(Excerpts from a figure dataset)

▽

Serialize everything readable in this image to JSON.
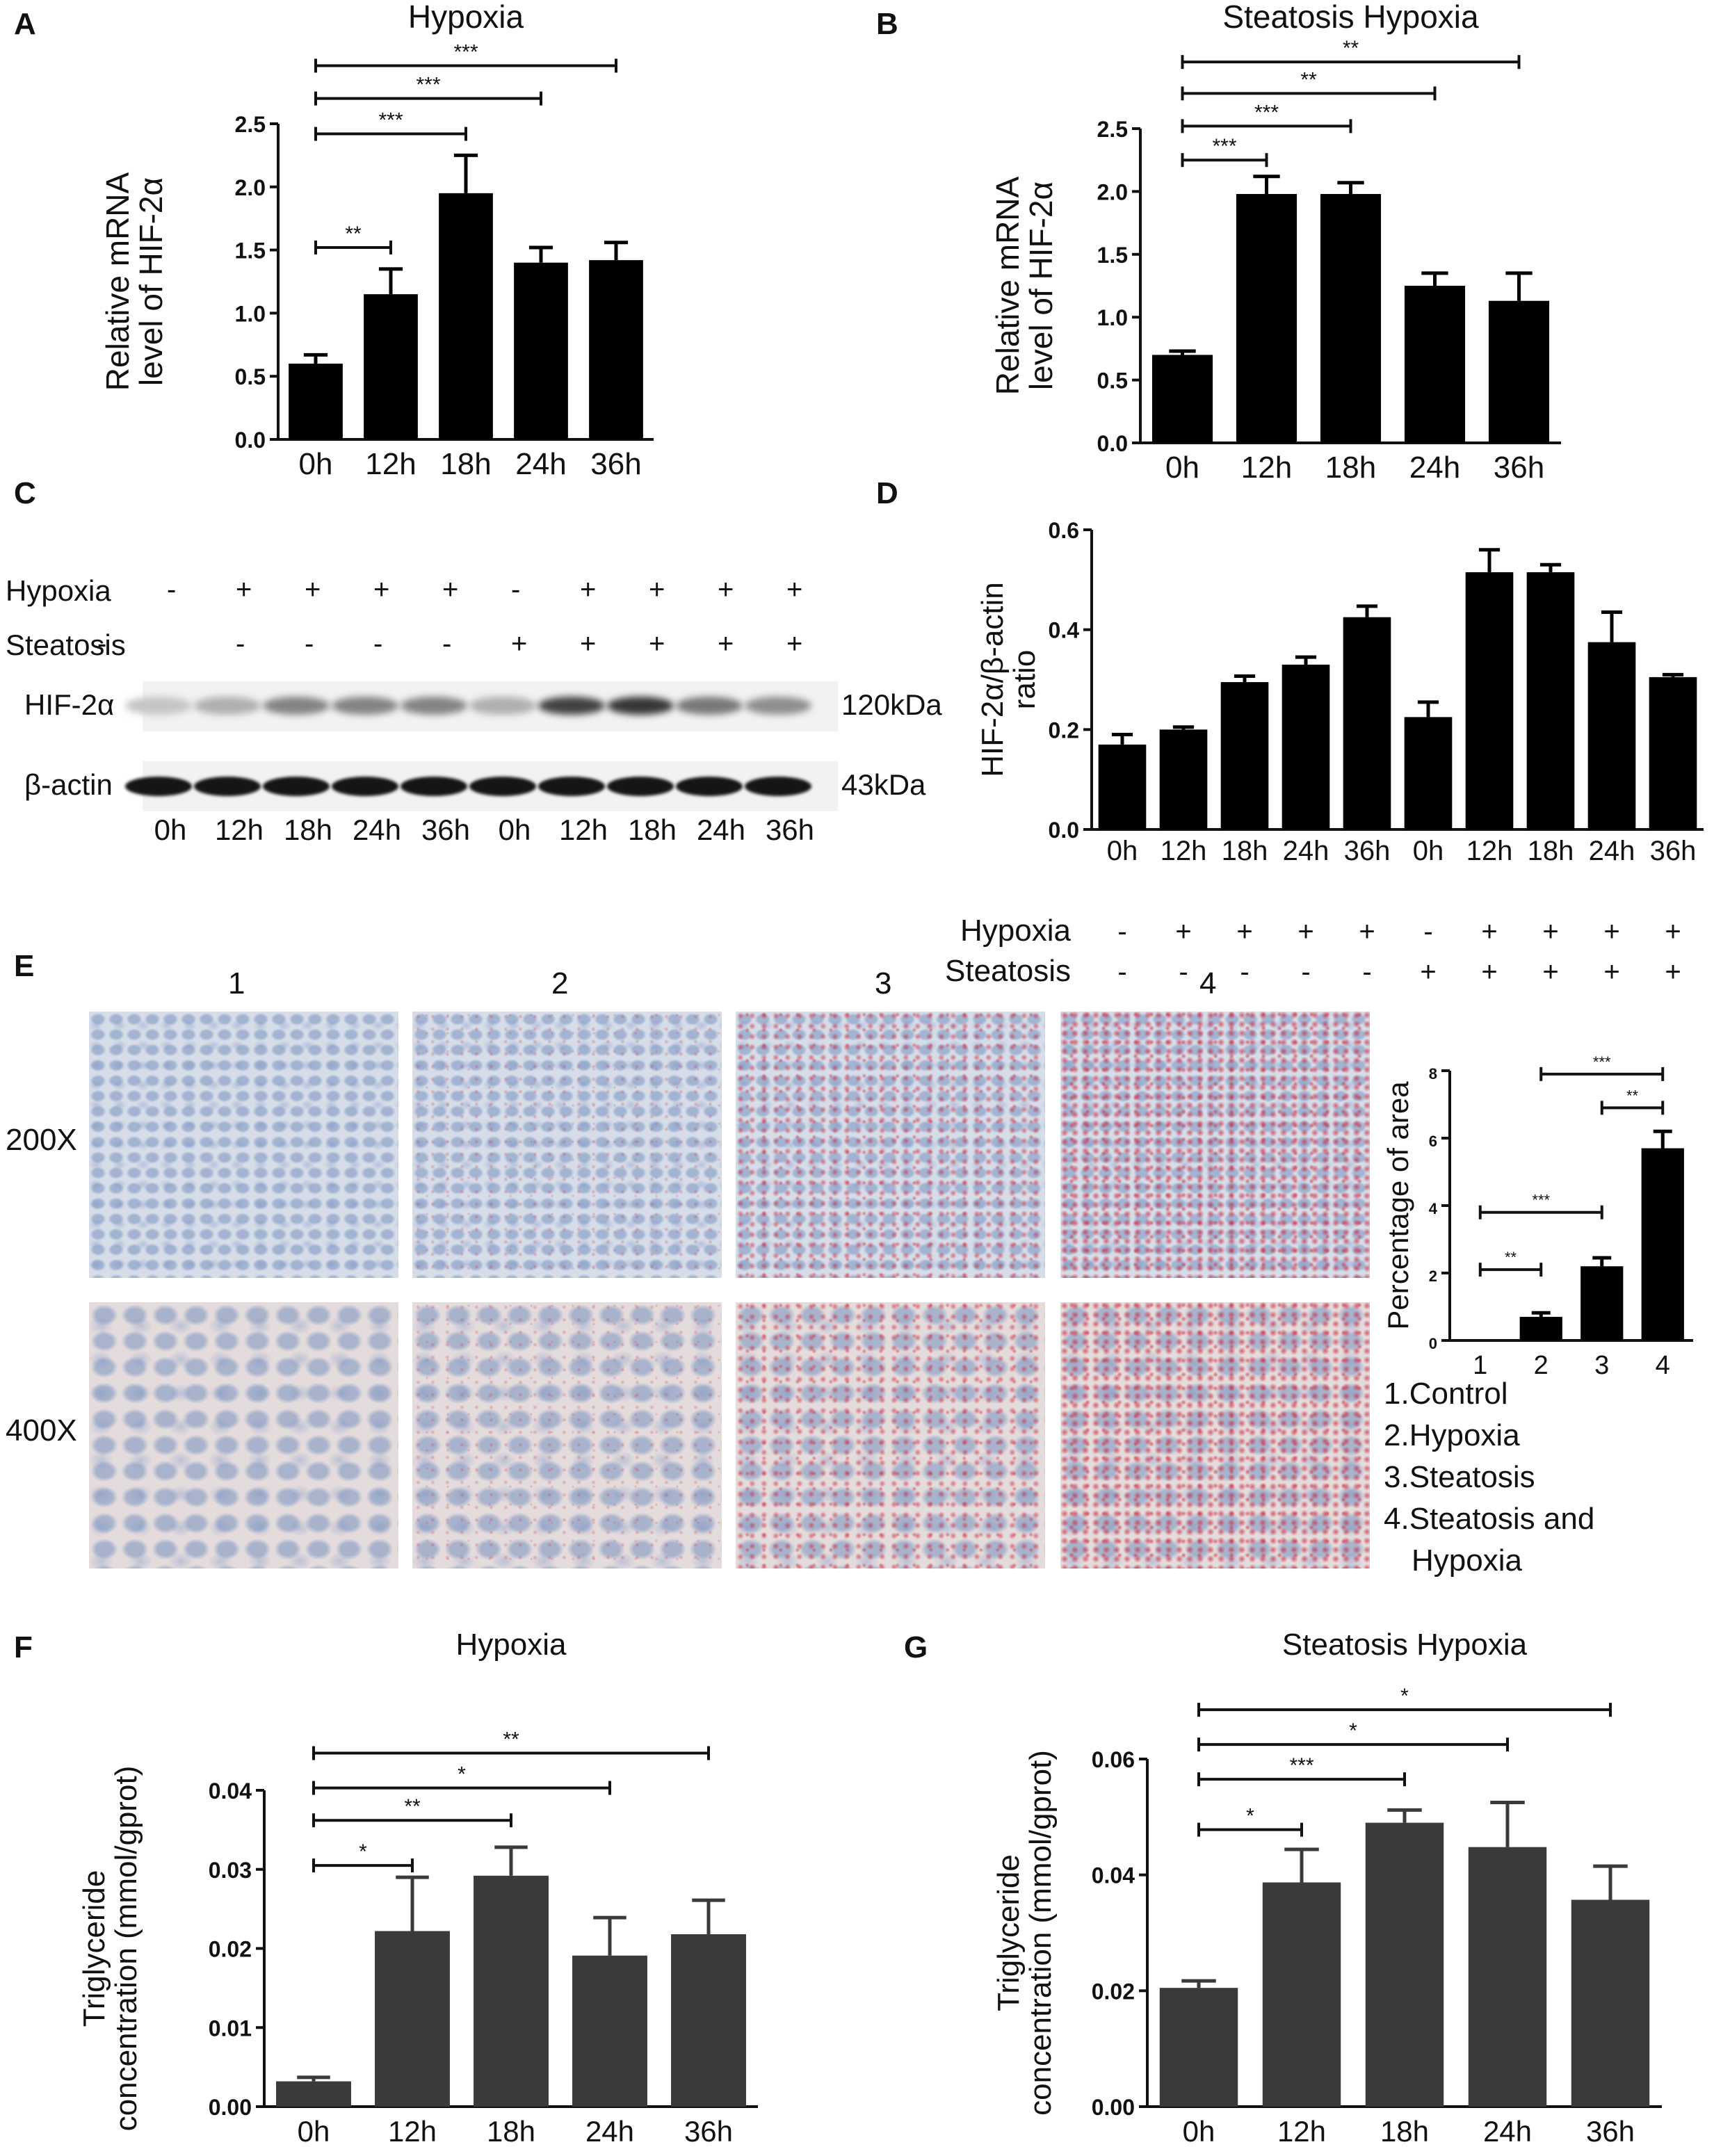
{
  "panels": {
    "A": {
      "letter": "A"
    },
    "B": {
      "letter": "B"
    },
    "C": {
      "letter": "C"
    },
    "D": {
      "letter": "D"
    },
    "E": {
      "letter": "E"
    },
    "F": {
      "letter": "F"
    },
    "G": {
      "letter": "G"
    }
  },
  "colors": {
    "barA": "#000000",
    "barF": "#3a3a3a",
    "stainBlue": "#8fa3c8",
    "stainRed": "#cc2233"
  },
  "chart_data": [
    {
      "id": "A",
      "type": "bar",
      "title": "Hypoxia",
      "ylabel": [
        "Relative mRNA",
        "level of HIF-2α"
      ],
      "categories": [
        "0h",
        "12h",
        "18h",
        "24h",
        "36h"
      ],
      "values": [
        0.6,
        1.15,
        1.95,
        1.4,
        1.42
      ],
      "errors": [
        0.07,
        0.2,
        0.3,
        0.12,
        0.14
      ],
      "ylim": [
        0,
        2.5
      ],
      "yticks": [
        "0.0",
        "0.5",
        "1.0",
        "1.5",
        "2.0",
        "2.5"
      ],
      "ytickvals": [
        0,
        0.5,
        1,
        1.5,
        2,
        2.5
      ],
      "sig": [
        {
          "from": 0,
          "to": 1,
          "label": "**",
          "level": 1.52
        },
        {
          "from": 0,
          "to": 2,
          "label": "***",
          "level": 2.42
        },
        {
          "from": 0,
          "to": 3,
          "label": "***",
          "level": 2.7
        },
        {
          "from": 0,
          "to": 4,
          "label": "***",
          "level": 2.96
        }
      ]
    },
    {
      "id": "B",
      "type": "bar",
      "title": "Steatosis Hypoxia",
      "ylabel": [
        "Relative mRNA",
        "level of HIF-2α"
      ],
      "categories": [
        "0h",
        "12h",
        "18h",
        "24h",
        "36h"
      ],
      "values": [
        0.7,
        1.98,
        1.98,
        1.25,
        1.13
      ],
      "errors": [
        0.03,
        0.14,
        0.09,
        0.1,
        0.22
      ],
      "ylim": [
        0,
        2.5
      ],
      "yticks": [
        "0.0",
        "0.5",
        "1.0",
        "1.5",
        "2.0",
        "2.5"
      ],
      "ytickvals": [
        0,
        0.5,
        1,
        1.5,
        2,
        2.5
      ],
      "sig": [
        {
          "from": 0,
          "to": 1,
          "label": "***",
          "level": 2.25
        },
        {
          "from": 0,
          "to": 2,
          "label": "***",
          "level": 2.52
        },
        {
          "from": 0,
          "to": 3,
          "label": "**",
          "level": 2.78
        },
        {
          "from": 0,
          "to": 4,
          "label": "**",
          "level": 3.03
        }
      ]
    },
    {
      "id": "D",
      "type": "bar",
      "ylabel": [
        "HIF-2α/β-actin",
        "ratio"
      ],
      "categories": [
        "0h",
        "12h",
        "18h",
        "24h",
        "36h",
        "0h",
        "12h",
        "18h",
        "24h",
        "36h"
      ],
      "values": [
        0.17,
        0.2,
        0.295,
        0.33,
        0.425,
        0.225,
        0.515,
        0.515,
        0.375,
        0.305
      ],
      "errors": [
        0.02,
        0.005,
        0.012,
        0.015,
        0.022,
        0.03,
        0.045,
        0.015,
        0.06,
        0.005
      ],
      "ylim": [
        0,
        0.6
      ],
      "yticks": [
        "0.0",
        "0.2",
        "0.4",
        "0.6"
      ],
      "ytickvals": [
        0,
        0.2,
        0.4,
        0.6
      ],
      "rows": [
        {
          "label": "Hypoxia",
          "marks": [
            "-",
            "+",
            "+",
            "+",
            "+",
            "-",
            "+",
            "+",
            "+",
            "+"
          ]
        },
        {
          "label": "Steatosis",
          "marks": [
            "-",
            "-",
            "-",
            "-",
            "-",
            "+",
            "+",
            "+",
            "+",
            "+"
          ]
        }
      ]
    },
    {
      "id": "E",
      "type": "bar",
      "ylabel": [
        "Percentage of area"
      ],
      "categories": [
        "1",
        "2",
        "3",
        "4"
      ],
      "values": [
        0,
        0.7,
        2.2,
        5.7
      ],
      "errors": [
        0,
        0.12,
        0.25,
        0.5
      ],
      "ylim": [
        0,
        8
      ],
      "yticks": [
        "0",
        "2",
        "4",
        "6",
        "8"
      ],
      "ytickvals": [
        0,
        2,
        4,
        6,
        8
      ],
      "sig": [
        {
          "from": 0,
          "to": 1,
          "label": "**",
          "level": 2.1
        },
        {
          "from": 0,
          "to": 2,
          "label": "***",
          "level": 3.8
        },
        {
          "from": 2,
          "to": 3,
          "label": "**",
          "level": 6.9
        },
        {
          "from": 1,
          "to": 3,
          "label": "***",
          "level": 7.9
        }
      ]
    },
    {
      "id": "F",
      "type": "bar",
      "title": "Hypoxia",
      "ylabel": [
        "Triglyceride",
        "concentration (mmol/gprot)"
      ],
      "categories": [
        "0h",
        "12h",
        "18h",
        "24h",
        "36h"
      ],
      "values": [
        0.0032,
        0.0222,
        0.0292,
        0.0191,
        0.0218
      ],
      "errors": [
        0.0005,
        0.0068,
        0.0036,
        0.0048,
        0.0043
      ],
      "ylim": [
        0,
        0.04
      ],
      "yticks": [
        "0.00",
        "0.01",
        "0.02",
        "0.03",
        "0.04"
      ],
      "ytickvals": [
        0,
        0.01,
        0.02,
        0.03,
        0.04
      ],
      "sig": [
        {
          "from": 0,
          "to": 1,
          "label": "*",
          "level": 0.0305
        },
        {
          "from": 0,
          "to": 2,
          "label": "**",
          "level": 0.0362
        },
        {
          "from": 0,
          "to": 3,
          "label": "*",
          "level": 0.0403
        },
        {
          "from": 0,
          "to": 4,
          "label": "**",
          "level": 0.0447
        }
      ]
    },
    {
      "id": "G",
      "type": "bar",
      "title": "Steatosis Hypoxia",
      "ylabel": [
        "Triglyceride",
        "concentration (mmol/gprot)"
      ],
      "categories": [
        "0h",
        "12h",
        "18h",
        "24h",
        "36h"
      ],
      "values": [
        0.0205,
        0.0387,
        0.049,
        0.0448,
        0.0357
      ],
      "errors": [
        0.0012,
        0.0057,
        0.0022,
        0.0077,
        0.0058
      ],
      "ylim": [
        0,
        0.06
      ],
      "yticks": [
        "0.00",
        "0.02",
        "0.04",
        "0.06"
      ],
      "ytickvals": [
        0,
        0.02,
        0.04,
        0.06
      ],
      "sig": [
        {
          "from": 0,
          "to": 1,
          "label": "*",
          "level": 0.0478
        },
        {
          "from": 0,
          "to": 2,
          "label": "***",
          "level": 0.0565
        },
        {
          "from": 0,
          "to": 3,
          "label": "*",
          "level": 0.0625
        },
        {
          "from": 0,
          "to": 4,
          "label": "*",
          "level": 0.0685
        }
      ]
    }
  ],
  "blot": {
    "rows": [
      {
        "label": "Hypoxia",
        "marks": [
          "-",
          "+",
          "+",
          "+",
          "+",
          "-",
          "+",
          "+",
          "+",
          "+"
        ]
      },
      {
        "label": "Steatosis",
        "marks": [
          "-",
          "-",
          "-",
          "-",
          "-",
          "+",
          "+",
          "+",
          "+",
          "+"
        ]
      }
    ],
    "bands": [
      {
        "label": "HIF-2α",
        "size": "120kDa",
        "intensity": [
          0.15,
          0.25,
          0.45,
          0.45,
          0.45,
          0.25,
          0.75,
          0.8,
          0.5,
          0.4
        ]
      },
      {
        "label": "β-actin",
        "size": "43kDa",
        "intensity": [
          0.95,
          0.95,
          0.95,
          0.95,
          0.95,
          0.95,
          0.95,
          0.95,
          0.95,
          0.95
        ]
      }
    ],
    "lanes": [
      "0h",
      "12h",
      "18h",
      "24h",
      "36h",
      "0h",
      "12h",
      "18h",
      "24h",
      "36h"
    ]
  },
  "staining": {
    "columns": [
      "1",
      "2",
      "3",
      "4"
    ],
    "rows": [
      "200X",
      "400X"
    ],
    "redLevel": [
      0.0,
      0.12,
      0.55,
      0.7
    ],
    "legend": [
      "1.Control",
      "2.Hypoxia",
      "3.Steatosis",
      "4.Steatosis and",
      "Hypoxia"
    ]
  }
}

△

Aim of the task
A single number is needed: the count of lines in the records that include "Steatosis".

Solved exercise
6